## DATA TO USE

----------

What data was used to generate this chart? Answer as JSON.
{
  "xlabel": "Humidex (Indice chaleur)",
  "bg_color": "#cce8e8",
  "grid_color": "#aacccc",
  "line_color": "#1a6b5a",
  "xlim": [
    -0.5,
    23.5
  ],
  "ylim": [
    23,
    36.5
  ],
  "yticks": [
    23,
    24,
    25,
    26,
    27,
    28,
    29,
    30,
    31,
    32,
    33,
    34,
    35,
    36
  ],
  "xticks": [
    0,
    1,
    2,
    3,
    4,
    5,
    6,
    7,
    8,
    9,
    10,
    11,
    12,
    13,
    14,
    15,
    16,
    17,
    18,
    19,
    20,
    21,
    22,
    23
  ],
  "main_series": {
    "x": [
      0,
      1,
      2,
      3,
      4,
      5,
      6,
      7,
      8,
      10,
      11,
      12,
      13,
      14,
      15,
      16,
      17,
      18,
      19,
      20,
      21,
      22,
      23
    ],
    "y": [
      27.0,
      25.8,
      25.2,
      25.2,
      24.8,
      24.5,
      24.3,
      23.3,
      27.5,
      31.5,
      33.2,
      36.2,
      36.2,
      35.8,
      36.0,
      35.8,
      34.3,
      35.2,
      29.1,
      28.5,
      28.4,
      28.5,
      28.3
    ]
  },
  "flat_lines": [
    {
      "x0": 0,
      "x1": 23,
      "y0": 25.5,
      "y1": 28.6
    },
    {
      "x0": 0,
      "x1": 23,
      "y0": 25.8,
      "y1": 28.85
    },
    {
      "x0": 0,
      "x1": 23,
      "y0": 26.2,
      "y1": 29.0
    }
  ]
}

----------

## WHAT THE EXERCISE ASKS
From the first line to the last, please quote the material above exactly.

## IN RESPONSE
What data was used to generate this chart? Answer as JSON.
{
  "xlabel": "Humidex (Indice chaleur)",
  "bg_color": "#cce8e8",
  "grid_color": "#aacccc",
  "line_color": "#1a6b5a",
  "xlim": [
    -0.5,
    23.5
  ],
  "ylim": [
    23,
    36.5
  ],
  "yticks": [
    23,
    24,
    25,
    26,
    27,
    28,
    29,
    30,
    31,
    32,
    33,
    34,
    35,
    36
  ],
  "xticks": [
    0,
    1,
    2,
    3,
    4,
    5,
    6,
    7,
    8,
    9,
    10,
    11,
    12,
    13,
    14,
    15,
    16,
    17,
    18,
    19,
    20,
    21,
    22,
    23
  ],
  "main_series": {
    "x": [
      0,
      1,
      2,
      3,
      4,
      5,
      6,
      7,
      8,
      10,
      11,
      12,
      13,
      14,
      15,
      16,
      17,
      18,
      19,
      20,
      21,
      22,
      23
    ],
    "y": [
      27.0,
      25.8,
      25.2,
      25.2,
      24.8,
      24.5,
      24.3,
      23.3,
      27.5,
      31.5,
      33.2,
      36.2,
      36.2,
      35.8,
      36.0,
      35.8,
      34.3,
      35.2,
      29.1,
      28.5,
      28.4,
      28.5,
      28.3
    ]
  },
  "flat_lines": [
    {
      "x0": 0,
      "x1": 23,
      "y0": 25.5,
      "y1": 28.6
    },
    {
      "x0": 0,
      "x1": 23,
      "y0": 25.8,
      "y1": 28.85
    },
    {
      "x0": 0,
      "x1": 23,
      "y0": 26.2,
      "y1": 29.0
    }
  ]
}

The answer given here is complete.